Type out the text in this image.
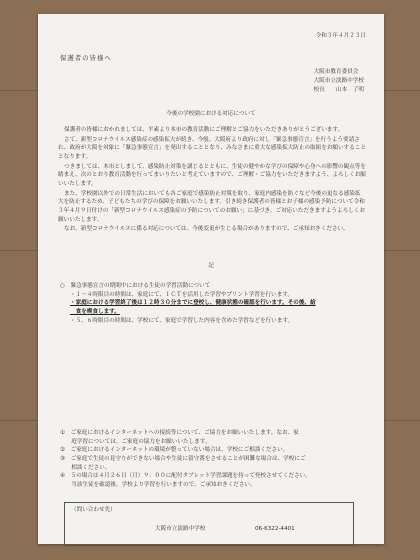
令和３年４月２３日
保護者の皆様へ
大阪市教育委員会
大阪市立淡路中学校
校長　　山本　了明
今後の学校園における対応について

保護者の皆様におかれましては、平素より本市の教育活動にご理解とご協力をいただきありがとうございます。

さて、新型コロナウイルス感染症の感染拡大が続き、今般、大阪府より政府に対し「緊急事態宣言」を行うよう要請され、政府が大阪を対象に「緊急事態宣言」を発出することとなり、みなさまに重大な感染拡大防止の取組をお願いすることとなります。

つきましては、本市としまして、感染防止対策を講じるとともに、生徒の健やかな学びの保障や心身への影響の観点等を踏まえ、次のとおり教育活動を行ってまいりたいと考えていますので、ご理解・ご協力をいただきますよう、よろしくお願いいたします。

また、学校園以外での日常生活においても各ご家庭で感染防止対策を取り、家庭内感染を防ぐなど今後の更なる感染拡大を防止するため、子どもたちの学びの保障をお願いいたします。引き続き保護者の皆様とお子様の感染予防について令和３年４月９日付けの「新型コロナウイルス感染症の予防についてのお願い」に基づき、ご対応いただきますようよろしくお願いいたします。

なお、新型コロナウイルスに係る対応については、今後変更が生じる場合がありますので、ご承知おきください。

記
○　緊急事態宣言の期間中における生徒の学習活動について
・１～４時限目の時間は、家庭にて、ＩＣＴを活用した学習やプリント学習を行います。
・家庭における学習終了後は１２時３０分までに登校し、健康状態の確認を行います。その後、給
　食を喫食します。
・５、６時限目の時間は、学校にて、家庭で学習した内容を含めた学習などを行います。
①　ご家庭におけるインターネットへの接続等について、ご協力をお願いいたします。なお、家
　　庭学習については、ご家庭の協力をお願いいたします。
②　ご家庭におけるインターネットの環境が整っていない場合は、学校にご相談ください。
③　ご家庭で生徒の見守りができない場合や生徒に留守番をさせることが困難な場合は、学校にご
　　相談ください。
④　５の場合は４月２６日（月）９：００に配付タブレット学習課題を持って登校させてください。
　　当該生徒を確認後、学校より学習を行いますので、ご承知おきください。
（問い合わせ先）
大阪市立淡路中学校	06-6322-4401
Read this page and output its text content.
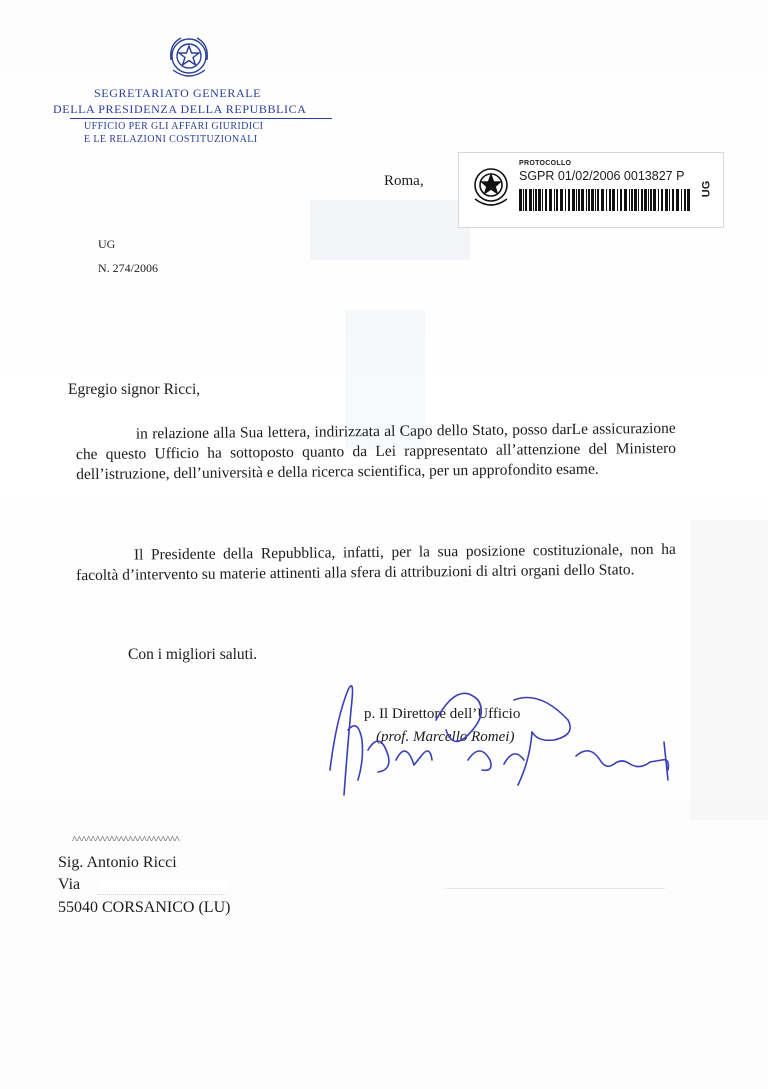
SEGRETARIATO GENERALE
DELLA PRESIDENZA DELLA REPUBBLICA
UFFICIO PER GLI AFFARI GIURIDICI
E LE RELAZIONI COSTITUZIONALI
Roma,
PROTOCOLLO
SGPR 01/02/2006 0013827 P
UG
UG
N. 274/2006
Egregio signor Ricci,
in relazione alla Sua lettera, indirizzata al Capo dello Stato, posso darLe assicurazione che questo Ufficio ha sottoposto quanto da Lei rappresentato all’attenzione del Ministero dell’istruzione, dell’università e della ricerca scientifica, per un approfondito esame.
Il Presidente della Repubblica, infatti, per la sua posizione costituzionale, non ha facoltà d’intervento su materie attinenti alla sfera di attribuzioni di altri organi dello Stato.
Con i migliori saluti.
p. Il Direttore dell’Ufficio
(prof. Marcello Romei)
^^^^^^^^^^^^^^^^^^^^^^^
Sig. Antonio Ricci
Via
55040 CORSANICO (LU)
--*--
## What is expected
Scan the records above, count the lines with "ご承知おきください" in them, and give only the number.

## Written solution
2